Task details :: Pick out every line that holds the string "similar" and copy it.

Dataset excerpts
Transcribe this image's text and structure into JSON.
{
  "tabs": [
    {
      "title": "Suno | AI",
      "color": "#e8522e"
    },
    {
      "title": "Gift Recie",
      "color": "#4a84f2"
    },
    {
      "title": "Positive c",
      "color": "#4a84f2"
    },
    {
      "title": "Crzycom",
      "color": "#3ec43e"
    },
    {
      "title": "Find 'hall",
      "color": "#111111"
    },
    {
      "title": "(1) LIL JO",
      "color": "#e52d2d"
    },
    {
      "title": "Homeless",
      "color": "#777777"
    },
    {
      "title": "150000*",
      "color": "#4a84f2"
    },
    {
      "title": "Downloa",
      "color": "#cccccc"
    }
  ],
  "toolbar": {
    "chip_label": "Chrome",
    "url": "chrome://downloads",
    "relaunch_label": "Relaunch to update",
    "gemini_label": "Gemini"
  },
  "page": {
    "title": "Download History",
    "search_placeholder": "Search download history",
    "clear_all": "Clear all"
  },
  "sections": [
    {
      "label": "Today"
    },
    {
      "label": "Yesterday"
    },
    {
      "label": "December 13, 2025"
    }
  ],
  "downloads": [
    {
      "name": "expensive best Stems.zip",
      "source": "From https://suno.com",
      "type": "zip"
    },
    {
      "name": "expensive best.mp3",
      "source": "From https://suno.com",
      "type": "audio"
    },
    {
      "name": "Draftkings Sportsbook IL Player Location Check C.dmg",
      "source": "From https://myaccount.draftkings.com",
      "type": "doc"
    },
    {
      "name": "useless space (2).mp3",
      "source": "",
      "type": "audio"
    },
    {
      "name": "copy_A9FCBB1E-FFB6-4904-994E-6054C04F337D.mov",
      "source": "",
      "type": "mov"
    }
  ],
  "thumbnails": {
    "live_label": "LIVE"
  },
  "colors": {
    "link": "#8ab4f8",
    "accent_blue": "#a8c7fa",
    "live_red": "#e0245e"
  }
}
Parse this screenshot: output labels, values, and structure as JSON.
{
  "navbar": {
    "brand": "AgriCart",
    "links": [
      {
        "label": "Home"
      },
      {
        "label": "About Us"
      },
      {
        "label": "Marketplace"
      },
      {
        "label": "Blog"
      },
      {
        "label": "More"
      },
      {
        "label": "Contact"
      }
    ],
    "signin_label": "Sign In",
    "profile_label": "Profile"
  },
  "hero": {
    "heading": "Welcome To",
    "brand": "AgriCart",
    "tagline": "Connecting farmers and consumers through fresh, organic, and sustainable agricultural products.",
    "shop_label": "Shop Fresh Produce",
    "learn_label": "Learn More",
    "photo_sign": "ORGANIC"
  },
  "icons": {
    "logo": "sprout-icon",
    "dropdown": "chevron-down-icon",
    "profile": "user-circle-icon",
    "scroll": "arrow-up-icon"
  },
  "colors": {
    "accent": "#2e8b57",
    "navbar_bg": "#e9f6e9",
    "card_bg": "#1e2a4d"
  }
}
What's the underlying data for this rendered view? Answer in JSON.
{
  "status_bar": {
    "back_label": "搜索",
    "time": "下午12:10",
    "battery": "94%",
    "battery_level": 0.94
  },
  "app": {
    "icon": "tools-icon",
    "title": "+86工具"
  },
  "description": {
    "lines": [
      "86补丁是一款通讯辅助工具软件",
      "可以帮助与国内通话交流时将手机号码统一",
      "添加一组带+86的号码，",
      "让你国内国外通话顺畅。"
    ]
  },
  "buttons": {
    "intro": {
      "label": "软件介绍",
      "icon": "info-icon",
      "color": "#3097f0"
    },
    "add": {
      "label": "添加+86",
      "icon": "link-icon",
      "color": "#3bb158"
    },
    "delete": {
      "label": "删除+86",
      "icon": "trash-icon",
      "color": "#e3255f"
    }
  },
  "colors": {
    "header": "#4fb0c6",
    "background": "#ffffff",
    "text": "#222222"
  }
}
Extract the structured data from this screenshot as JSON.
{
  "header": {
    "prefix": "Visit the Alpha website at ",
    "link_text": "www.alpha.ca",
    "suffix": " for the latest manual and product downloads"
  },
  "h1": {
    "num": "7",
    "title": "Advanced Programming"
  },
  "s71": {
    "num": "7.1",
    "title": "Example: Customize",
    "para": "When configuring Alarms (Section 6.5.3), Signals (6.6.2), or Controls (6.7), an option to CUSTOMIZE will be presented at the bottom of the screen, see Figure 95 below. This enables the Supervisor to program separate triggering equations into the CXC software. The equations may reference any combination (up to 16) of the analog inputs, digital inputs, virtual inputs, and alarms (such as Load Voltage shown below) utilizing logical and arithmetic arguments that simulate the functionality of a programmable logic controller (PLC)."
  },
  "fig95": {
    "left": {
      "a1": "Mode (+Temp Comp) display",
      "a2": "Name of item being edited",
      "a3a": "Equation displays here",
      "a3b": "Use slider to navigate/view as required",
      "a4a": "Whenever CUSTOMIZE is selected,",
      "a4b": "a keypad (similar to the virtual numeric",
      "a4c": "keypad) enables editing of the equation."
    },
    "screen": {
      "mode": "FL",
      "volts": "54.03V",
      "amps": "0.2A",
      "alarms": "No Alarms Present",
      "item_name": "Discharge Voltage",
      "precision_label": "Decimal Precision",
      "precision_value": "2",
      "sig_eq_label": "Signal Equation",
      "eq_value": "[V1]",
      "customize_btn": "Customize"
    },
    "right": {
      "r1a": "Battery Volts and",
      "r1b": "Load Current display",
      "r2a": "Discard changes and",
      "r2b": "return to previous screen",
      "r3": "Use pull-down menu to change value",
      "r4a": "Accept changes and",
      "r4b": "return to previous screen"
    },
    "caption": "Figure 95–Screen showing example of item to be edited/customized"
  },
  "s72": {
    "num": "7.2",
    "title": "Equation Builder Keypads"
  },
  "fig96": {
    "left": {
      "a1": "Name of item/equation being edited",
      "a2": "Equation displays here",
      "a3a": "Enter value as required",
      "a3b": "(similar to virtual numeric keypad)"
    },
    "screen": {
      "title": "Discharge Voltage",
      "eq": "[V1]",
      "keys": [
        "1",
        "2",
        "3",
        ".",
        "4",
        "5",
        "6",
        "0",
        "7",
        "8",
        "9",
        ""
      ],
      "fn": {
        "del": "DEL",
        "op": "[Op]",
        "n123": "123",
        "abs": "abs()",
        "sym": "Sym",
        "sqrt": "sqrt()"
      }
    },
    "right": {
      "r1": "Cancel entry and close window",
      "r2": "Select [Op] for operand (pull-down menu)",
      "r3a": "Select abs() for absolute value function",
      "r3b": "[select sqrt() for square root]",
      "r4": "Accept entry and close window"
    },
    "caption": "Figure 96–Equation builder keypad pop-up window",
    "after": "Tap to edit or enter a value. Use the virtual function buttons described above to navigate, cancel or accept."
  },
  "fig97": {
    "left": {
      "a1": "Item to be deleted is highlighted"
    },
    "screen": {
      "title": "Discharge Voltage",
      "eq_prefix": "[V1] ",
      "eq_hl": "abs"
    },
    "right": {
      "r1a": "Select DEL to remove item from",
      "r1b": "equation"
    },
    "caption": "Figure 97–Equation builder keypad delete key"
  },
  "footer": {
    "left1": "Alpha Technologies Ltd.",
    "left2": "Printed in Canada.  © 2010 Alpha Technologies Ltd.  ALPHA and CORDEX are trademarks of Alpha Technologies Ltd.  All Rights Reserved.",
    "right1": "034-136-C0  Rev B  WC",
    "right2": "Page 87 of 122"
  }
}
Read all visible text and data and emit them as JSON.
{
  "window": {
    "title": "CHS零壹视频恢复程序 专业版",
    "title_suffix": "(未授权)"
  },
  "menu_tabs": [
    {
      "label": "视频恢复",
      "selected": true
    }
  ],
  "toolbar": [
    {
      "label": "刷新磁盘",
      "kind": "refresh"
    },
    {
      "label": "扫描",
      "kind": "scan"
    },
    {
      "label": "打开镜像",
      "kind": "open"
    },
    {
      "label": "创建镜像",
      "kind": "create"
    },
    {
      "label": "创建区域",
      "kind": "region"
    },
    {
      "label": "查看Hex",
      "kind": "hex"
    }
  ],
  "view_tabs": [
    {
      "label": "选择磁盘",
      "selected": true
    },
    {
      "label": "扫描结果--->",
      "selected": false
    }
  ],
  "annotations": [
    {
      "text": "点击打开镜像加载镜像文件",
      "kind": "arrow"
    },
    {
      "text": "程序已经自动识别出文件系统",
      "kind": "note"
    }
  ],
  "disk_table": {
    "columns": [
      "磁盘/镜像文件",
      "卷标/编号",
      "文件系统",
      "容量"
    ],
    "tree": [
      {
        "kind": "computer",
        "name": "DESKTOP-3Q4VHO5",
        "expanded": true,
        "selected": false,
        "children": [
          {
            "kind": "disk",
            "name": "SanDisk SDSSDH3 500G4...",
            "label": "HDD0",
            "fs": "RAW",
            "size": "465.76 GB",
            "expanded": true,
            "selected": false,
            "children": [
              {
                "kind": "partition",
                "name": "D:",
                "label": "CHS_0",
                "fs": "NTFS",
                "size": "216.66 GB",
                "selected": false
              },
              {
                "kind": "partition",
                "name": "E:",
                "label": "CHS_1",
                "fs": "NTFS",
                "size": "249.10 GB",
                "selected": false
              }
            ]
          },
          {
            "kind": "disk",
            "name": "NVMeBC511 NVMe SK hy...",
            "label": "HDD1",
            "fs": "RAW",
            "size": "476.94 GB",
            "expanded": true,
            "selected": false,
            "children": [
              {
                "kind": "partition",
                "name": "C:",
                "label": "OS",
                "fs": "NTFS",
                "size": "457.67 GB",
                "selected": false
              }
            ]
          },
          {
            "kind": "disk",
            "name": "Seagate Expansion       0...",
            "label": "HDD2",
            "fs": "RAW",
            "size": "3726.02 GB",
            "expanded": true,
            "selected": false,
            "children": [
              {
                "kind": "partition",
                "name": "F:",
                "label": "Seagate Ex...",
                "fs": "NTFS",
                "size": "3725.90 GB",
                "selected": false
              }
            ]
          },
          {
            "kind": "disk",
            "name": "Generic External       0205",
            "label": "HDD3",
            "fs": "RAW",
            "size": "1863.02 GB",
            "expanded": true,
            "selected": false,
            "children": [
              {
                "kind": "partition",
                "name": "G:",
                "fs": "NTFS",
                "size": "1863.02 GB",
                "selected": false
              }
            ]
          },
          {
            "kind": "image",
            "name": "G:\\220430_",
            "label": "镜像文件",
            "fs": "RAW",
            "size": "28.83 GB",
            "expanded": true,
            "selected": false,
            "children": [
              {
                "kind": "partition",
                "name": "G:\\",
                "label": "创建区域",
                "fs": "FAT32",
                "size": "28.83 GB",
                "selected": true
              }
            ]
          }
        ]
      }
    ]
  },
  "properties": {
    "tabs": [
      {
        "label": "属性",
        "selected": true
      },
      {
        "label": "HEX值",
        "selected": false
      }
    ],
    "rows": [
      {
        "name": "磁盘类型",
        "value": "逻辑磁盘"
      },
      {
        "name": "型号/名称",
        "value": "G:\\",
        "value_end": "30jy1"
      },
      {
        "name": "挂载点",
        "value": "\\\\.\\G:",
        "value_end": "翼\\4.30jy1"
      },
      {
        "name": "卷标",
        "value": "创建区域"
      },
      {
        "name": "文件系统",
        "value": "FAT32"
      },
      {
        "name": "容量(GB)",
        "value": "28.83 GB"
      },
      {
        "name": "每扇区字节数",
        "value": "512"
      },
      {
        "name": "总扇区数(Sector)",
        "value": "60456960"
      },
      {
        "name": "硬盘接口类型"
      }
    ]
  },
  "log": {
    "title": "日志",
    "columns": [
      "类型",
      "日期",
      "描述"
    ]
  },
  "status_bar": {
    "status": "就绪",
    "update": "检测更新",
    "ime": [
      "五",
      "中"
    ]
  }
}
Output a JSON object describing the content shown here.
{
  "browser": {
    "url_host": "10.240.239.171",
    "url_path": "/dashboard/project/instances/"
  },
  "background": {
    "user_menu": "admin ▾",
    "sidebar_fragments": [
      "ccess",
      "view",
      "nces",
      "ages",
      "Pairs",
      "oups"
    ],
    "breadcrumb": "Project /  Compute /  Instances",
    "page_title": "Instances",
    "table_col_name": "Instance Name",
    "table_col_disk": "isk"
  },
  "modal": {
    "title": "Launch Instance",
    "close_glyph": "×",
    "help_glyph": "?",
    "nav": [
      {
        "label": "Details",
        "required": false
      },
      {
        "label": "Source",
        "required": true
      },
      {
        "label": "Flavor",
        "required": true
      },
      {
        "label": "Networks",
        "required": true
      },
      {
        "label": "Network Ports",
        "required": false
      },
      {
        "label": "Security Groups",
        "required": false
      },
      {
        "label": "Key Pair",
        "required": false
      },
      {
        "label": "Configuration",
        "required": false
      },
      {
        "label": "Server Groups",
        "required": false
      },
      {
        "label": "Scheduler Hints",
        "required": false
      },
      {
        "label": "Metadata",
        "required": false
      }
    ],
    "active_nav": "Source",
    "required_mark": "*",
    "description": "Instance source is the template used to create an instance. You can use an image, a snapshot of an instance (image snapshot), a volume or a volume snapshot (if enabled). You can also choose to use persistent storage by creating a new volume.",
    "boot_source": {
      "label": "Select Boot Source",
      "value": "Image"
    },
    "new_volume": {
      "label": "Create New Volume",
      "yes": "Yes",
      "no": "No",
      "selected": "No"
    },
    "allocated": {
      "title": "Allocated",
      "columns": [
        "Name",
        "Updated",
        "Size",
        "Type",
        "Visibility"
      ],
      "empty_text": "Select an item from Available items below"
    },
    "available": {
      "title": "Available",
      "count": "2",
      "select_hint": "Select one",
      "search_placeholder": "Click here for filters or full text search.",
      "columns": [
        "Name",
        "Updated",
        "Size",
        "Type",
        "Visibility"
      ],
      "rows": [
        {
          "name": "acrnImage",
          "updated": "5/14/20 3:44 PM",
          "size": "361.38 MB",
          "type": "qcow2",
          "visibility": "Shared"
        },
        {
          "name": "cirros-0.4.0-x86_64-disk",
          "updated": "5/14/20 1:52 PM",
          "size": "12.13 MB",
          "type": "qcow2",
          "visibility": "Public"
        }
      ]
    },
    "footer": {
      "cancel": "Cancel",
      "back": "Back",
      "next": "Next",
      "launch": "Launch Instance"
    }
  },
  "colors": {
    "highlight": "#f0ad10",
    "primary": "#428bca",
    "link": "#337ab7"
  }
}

Task response ::
      "a4b": "a keypad (similar to the virtual numeric",
      "a3b": "(similar to virtual numeric keypad)"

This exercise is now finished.